--- begin EXTRACTED MATERIAL ---
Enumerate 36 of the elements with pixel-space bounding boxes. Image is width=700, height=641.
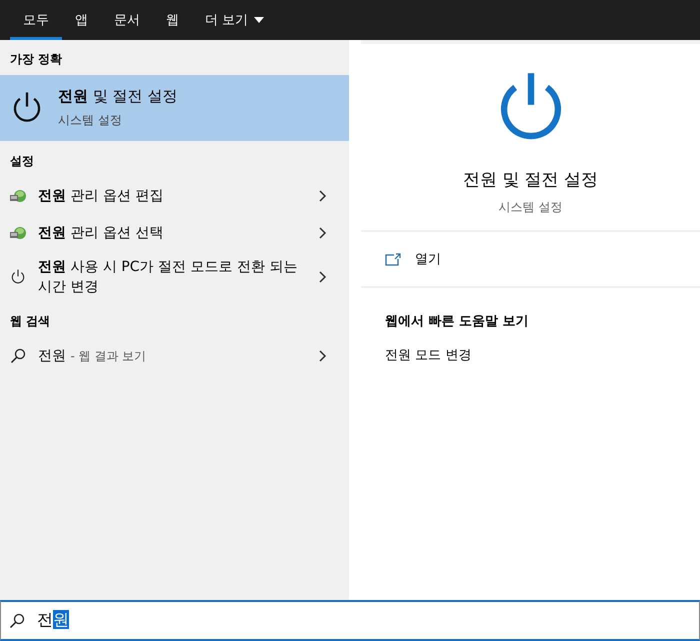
result-title: 전원 및 절전 설정 bbox=[58, 87, 178, 106]
tab[interactable]: 웹 bbox=[153, 0, 192, 40]
result-subtitle: 시스템 설정 bbox=[58, 112, 123, 129]
preview-title: 전원 및 절전 설정 bbox=[462, 169, 598, 191]
tab[interactable]: 앱 bbox=[62, 0, 101, 40]
control-panel-icon bbox=[9, 188, 27, 204]
item-label: 전원 사용 시 PC가 절전 모드로 전환 되는 시간 변경 bbox=[38, 258, 298, 297]
chevron-icon bbox=[319, 226, 327, 238]
item-label: 전원 관리 옵션 선택 bbox=[38, 224, 164, 242]
chevron-icon bbox=[319, 271, 327, 283]
item-label: 전원 관리 옵션 편집 bbox=[38, 186, 164, 206]
tab[interactable]: 문서 bbox=[101, 0, 153, 40]
section-heading: 설정 bbox=[9, 153, 35, 170]
control-panel-icon bbox=[9, 224, 27, 240]
settings-item[interactable]: 전원 사용 시 PC가 절전 모드로 전환 되는 시간 변경 bbox=[0, 251, 349, 303]
chevron-icon bbox=[319, 350, 327, 362]
web-hint: - 웹 결과 보기 bbox=[70, 348, 146, 362]
help-link[interactable]: 전원 모드 변경 bbox=[361, 330, 700, 364]
tab[interactable]: 더 보기 bbox=[192, 0, 278, 40]
chevron-icon bbox=[319, 190, 327, 202]
search-icon bbox=[10, 348, 26, 364]
power-icon bbox=[10, 269, 26, 285]
preview-subtitle: 시스템 설정 bbox=[498, 199, 562, 216]
web-search-item[interactable]: 전원 - 웹 결과 보기 bbox=[0, 337, 349, 374]
section-heading: 가장 정확 bbox=[9, 51, 64, 68]
open-button[interactable]: 열기 bbox=[361, 242, 465, 276]
caret-icon bbox=[254, 17, 264, 23]
settings-item[interactable]: 전원 관리 옵션 선택 bbox=[0, 214, 349, 251]
search-icon bbox=[9, 612, 25, 628]
section-heading: 웹 검색 bbox=[9, 313, 52, 330]
best-match-item[interactable]: 전원 및 절전 설정 시스템 설정 bbox=[0, 75, 349, 141]
web-query: 전원 bbox=[38, 348, 66, 364]
help-heading: 웹에서 빠른 도움말 보기 bbox=[384, 313, 530, 330]
open-icon bbox=[385, 252, 401, 266]
settings-item[interactable]: 전원 관리 옵션 편집 bbox=[0, 177, 349, 214]
search-field[interactable]: 전원 bbox=[0, 600, 700, 641]
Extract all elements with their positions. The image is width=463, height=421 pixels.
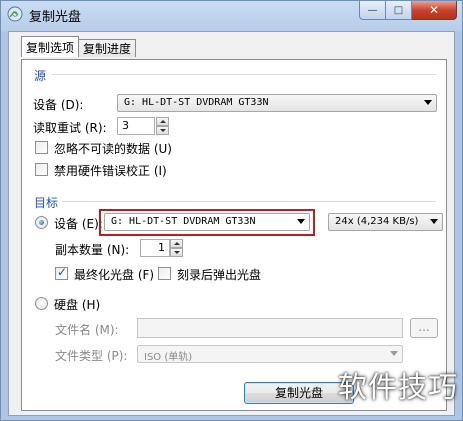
finalize-disc-label: 最终化光盘 (F) <box>74 268 155 282</box>
browse-button[interactable]: ... <box>410 318 438 338</box>
spin-up-icon[interactable] <box>156 117 169 126</box>
read-retries-input[interactable]: 3 <box>117 117 155 135</box>
eject-after-burn-checkbox[interactable] <box>158 267 171 280</box>
filename-input[interactable] <box>137 318 403 338</box>
ignore-unreadable-checkbox[interactable] <box>35 141 48 154</box>
source-device-dropdown[interactable]: G: HL-DT-ST DVDRAM GT33N <box>117 94 437 112</box>
disable-hw-correction-label: 禁用硬件错误校正 (I) <box>54 164 167 178</box>
copies-stepper[interactable] <box>170 239 183 257</box>
dialog-body: 复制选项 复制进度 源 设备 (D): G: HL-DT-ST DVDRAM G… <box>8 31 455 416</box>
harddisk-label: 硬盘 (H) <box>54 298 101 312</box>
filetype-label: 文件类型 (P): <box>55 349 128 363</box>
close-icon: ✕ <box>428 3 440 17</box>
target-device-radio[interactable] <box>35 216 48 229</box>
minimize-icon: — <box>367 4 378 16</box>
window-title: 复制光盘 <box>29 10 82 25</box>
copies-label: 副本数量 (N): <box>55 243 130 257</box>
maximize-icon: □ <box>393 4 404 16</box>
chevron-down-icon <box>430 219 438 224</box>
eject-after-burn-label: 刻录后弹出光盘 <box>177 268 262 282</box>
copy-options-panel: 源 设备 (D): G: HL-DT-ST DVDRAM GT33N 读取重试 … <box>21 59 447 411</box>
write-speed-value: 24x (4,234 KB/s) <box>335 216 419 227</box>
read-retries-label: 读取重试 (R): <box>33 121 107 135</box>
app-icon <box>7 6 23 22</box>
source-divider <box>52 74 436 75</box>
watermark-text: 软件技巧 <box>337 370 458 404</box>
close-button[interactable]: ✕ <box>412 1 457 20</box>
copy-disc-window: 复制光盘 — □ ✕ 复制选项 复制进度 源 设备 (D): G: HL-DT-… <box>0 0 463 421</box>
chevron-down-icon <box>424 100 432 105</box>
target-divider <box>62 201 436 202</box>
filetype-value: ISO (单轨) <box>144 352 193 363</box>
title-bar[interactable]: 复制光盘 — □ ✕ <box>1 1 462 31</box>
chevron-down-icon <box>297 219 305 224</box>
write-speed-dropdown[interactable]: 24x (4,234 KB/s) <box>328 213 443 231</box>
disable-hw-correction-checkbox[interactable] <box>35 163 48 176</box>
source-device-value: G: HL-DT-ST DVDRAM GT33N <box>124 97 269 108</box>
tab-copy-options[interactable]: 复制选项 <box>21 36 80 57</box>
finalize-disc-checkbox[interactable] <box>55 265 68 280</box>
minimize-button[interactable]: — <box>359 1 386 20</box>
spin-down-icon[interactable] <box>170 248 183 257</box>
target-group-label: 目标 <box>34 196 59 210</box>
target-device-label: 设备 (E): <box>54 217 103 231</box>
caption-buttons: — □ ✕ <box>359 1 457 20</box>
target-device-value: G: HL-DT-ST DVDRAM GT33N <box>111 216 256 227</box>
read-retries-stepper[interactable] <box>156 117 169 135</box>
spin-up-icon[interactable] <box>170 239 183 248</box>
filename-label: 文件名 (M): <box>55 323 119 337</box>
target-device-dropdown[interactable]: G: HL-DT-ST DVDRAM GT33N <box>104 213 310 231</box>
copies-input[interactable]: 1 <box>140 239 170 257</box>
source-device-label: 设备 (D): <box>33 98 84 112</box>
ignore-unreadable-label: 忽略不可读的数据 (U) <box>54 142 172 156</box>
filetype-dropdown[interactable]: ISO (单轨) <box>137 345 403 363</box>
source-group-label: 源 <box>34 69 47 83</box>
chevron-down-icon <box>390 351 398 356</box>
spin-down-icon[interactable] <box>156 126 169 135</box>
maximize-button[interactable]: □ <box>386 1 412 20</box>
copies-value: 1 <box>158 241 165 254</box>
tab-copy-progress[interactable]: 复制进度 <box>78 39 137 57</box>
tab-strip: 复制选项 复制进度 <box>21 36 137 59</box>
harddisk-radio[interactable] <box>35 297 48 310</box>
read-retries-value: 3 <box>122 119 129 132</box>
--- end EXTRACTED MATERIAL ---
— WORK TO DO —
Lay out every line of the items above as a single numbered list, leaving out blank lines and the picture lines.

— SOLUTION —
1. Enumerate 36 of the elements with pixel-space bounding boxes. Image is width=700, height=641.
2. result-title: 전원 및 절전 설정 bbox=[58, 87, 178, 106]
3. tab[interactable]: 웹 bbox=[153, 0, 192, 40]
4. result-subtitle: 시스템 설정 bbox=[58, 112, 123, 129]
5. preview-title: 전원 및 절전 설정 bbox=[462, 169, 598, 191]
6. tab[interactable]: 앱 bbox=[62, 0, 101, 40]
7. control-panel-icon bbox=[9, 188, 27, 204]
8. item-label: 전원 사용 시 PC가 절전 모드로 전환 되는 시간 변경 bbox=[38, 258, 298, 297]
9. chevron-icon bbox=[319, 226, 327, 238]
10. item-label: 전원 관리 옵션 선택 bbox=[38, 224, 164, 242]
11. chevron-icon bbox=[319, 271, 327, 283]
12. item-label: 전원 관리 옵션 편집 bbox=[38, 186, 164, 206]
13. tab[interactable]: 문서 bbox=[101, 0, 153, 40]
14. section-heading: 설정 bbox=[9, 153, 35, 170]
15. control-panel-icon bbox=[9, 224, 27, 240]
16. settings-item[interactable]: 전원 사용 시 PC가 절전 모드로 전환 되는 시간 변경 bbox=[0, 251, 349, 303]
17. chevron-icon bbox=[319, 350, 327, 362]
18. web-hint: - 웹 결과 보기 bbox=[70, 348, 146, 362]
19. help-link[interactable]: 전원 모드 변경 bbox=[361, 330, 700, 364]
20. tab[interactable]: 더 보기 bbox=[192, 0, 278, 40]
21. chevron-icon bbox=[319, 190, 327, 202]
22. search-icon bbox=[10, 348, 26, 364]
23. power-icon bbox=[10, 269, 26, 285]
24. preview-subtitle: 시스템 설정 bbox=[498, 199, 562, 216]
25. web-search-item[interactable]: 전원 - 웹 결과 보기 bbox=[0, 337, 349, 374]
26. section-heading: 가장 정확 bbox=[9, 51, 64, 68]
27. open-button[interactable]: 열기 bbox=[361, 242, 465, 276]
28. caret-icon bbox=[254, 17, 264, 23]
29. settings-item[interactable]: 전원 관리 옵션 선택 bbox=[0, 214, 349, 251]
30. search-icon bbox=[9, 612, 25, 628]
31. section-heading: 웹 검색 bbox=[9, 313, 52, 330]
32. best-match-item[interactable]: 전원 및 절전 설정 시스템 설정 bbox=[0, 75, 349, 141]
33. web-query: 전원 bbox=[38, 348, 66, 364]
34. help-heading: 웹에서 빠른 도움말 보기 bbox=[384, 313, 530, 330]
35. open-icon bbox=[385, 252, 401, 266]
36. settings-item[interactable]: 전원 관리 옵션 편집 bbox=[0, 177, 349, 214]
37. search-field[interactable]: 전원 bbox=[0, 600, 700, 641]
38. Extract all elements with their positions. The image is width=463, height=421 pixels.
39. finalize-disc-label: 最终化光盘 (F) <box>74 268 155 282</box>
40. browse-button[interactable]: ... <box>410 318 438 338</box>
41. spin-up-icon[interactable] <box>156 117 169 126</box>
42. read-retries-input[interactable]: 3 <box>117 117 155 135</box>
43. eject-after-burn-checkbox[interactable] <box>158 267 171 280</box>
44. filename-input[interactable] <box>137 318 403 338</box>
45. ignore-unreadable-checkbox[interactable] <box>35 141 48 154</box>
46. source-device-dropdown[interactable]: G: HL-DT-ST DVDRAM GT33N <box>117 94 437 112</box>
47. disable-hw-correction-label: 禁用硬件错误校正 (I) <box>54 164 167 178</box>
48. copies-stepper[interactable] <box>170 239 183 257</box>
49. dialog-body: 复制选项 复制进度 源 设备 (D): G: HL-DT-ST DVDRAM G… <box>8 31 455 416</box>
50. harddisk-label: 硬盘 (H) <box>54 298 101 312</box>
51. filetype-label: 文件类型 (P): <box>55 349 128 363</box>
52. close-icon: ✕ <box>428 3 440 17</box>
53. target-device-radio[interactable] <box>35 216 48 229</box>
54. minimize-icon: — <box>367 4 378 16</box>
55. window-title: 复制光盘 <box>29 10 82 25</box>
56. copies-label: 副本数量 (N): <box>55 243 130 257</box>
57. maximize-icon: □ <box>393 4 404 16</box>
58. chevron-down-icon <box>430 219 438 224</box>
59. eject-after-burn-label: 刻录后弹出光盘 <box>177 268 262 282</box>
60. copy-options-panel: 源 设备 (D): G: HL-DT-ST DVDRAM GT33N 读取重试 … <box>21 59 447 411</box>
61. write-speed-value: 24x (4,234 KB/s) <box>335 216 419 227</box>
62. read-retries-label: 读取重试 (R): <box>33 121 107 135</box>
63. app-icon <box>7 6 23 22</box>
64. source-divider <box>52 74 436 75</box>
65. watermark-text: 软件技巧 <box>337 370 458 404</box>
66. close-button[interactable]: ✕ <box>412 1 457 20</box>
67. copy-disc-window: 复制光盘 — □ ✕ 复制选项 复制进度 源 设备 (D): G: HL-DT-… <box>0 0 463 421</box>
68. chevron-down-icon <box>424 100 432 105</box>
69. target-divider <box>62 201 436 202</box>
70. filetype-value: ISO (单轨) <box>144 352 193 363</box>
71. title-bar[interactable]: 复制光盘 — □ ✕ <box>1 1 462 31</box>
72. chevron-down-icon <box>297 219 305 224</box>
73. write-speed-dropdown[interactable]: 24x (4,234 KB/s) <box>328 213 443 231</box>
74. disable-hw-correction-checkbox[interactable] <box>35 163 48 176</box>
75. source-device-value: G: HL-DT-ST DVDRAM GT33N <box>124 97 269 108</box>
76. tab-copy-options[interactable]: 复制选项 <box>21 36 80 57</box>
77. finalize-disc-checkbox[interactable] <box>55 265 68 280</box>
78. minimize-button[interactable]: — <box>359 1 386 20</box>
79. spin-down-icon[interactable] <box>170 248 183 257</box>
80. target-group-label: 目标 <box>34 196 59 210</box>
81. target-device-label: 设备 (E): <box>54 217 103 231</box>
82. caption-buttons: — □ ✕ <box>359 1 457 20</box>
83. target-device-value: G: HL-DT-ST DVDRAM GT33N <box>111 216 256 227</box>
84. read-retries-stepper[interactable] <box>156 117 169 135</box>
85. spin-up-icon[interactable] <box>170 239 183 248</box>
86. filename-label: 文件名 (M): <box>55 323 119 337</box>
87. target-device-dropdown[interactable]: G: HL-DT-ST DVDRAM GT33N <box>104 213 310 231</box>
88. copies-input[interactable]: 1 <box>140 239 170 257</box>
89. source-device-label: 设备 (D): <box>33 98 84 112</box>
90. ignore-unreadable-label: 忽略不可读的数据 (U) <box>54 142 172 156</box>
91. filetype-dropdown[interactable]: ISO (单轨) <box>137 345 403 363</box>
92. source-group-label: 源 <box>34 69 47 83</box>
93. chevron-down-icon <box>390 351 398 356</box>
94. spin-down-icon[interactable] <box>156 126 169 135</box>
95. maximize-button[interactable]: □ <box>386 1 412 20</box>
96. copies-value: 1 <box>158 241 165 254</box>
97. tab-copy-progress[interactable]: 复制进度 <box>78 39 137 57</box>
98. tab-strip: 复制选项 复制进度 <box>21 36 137 59</box>
99. harddisk-radio[interactable] <box>35 297 48 310</box>
100. read-retries-value: 3 <box>122 119 129 132</box>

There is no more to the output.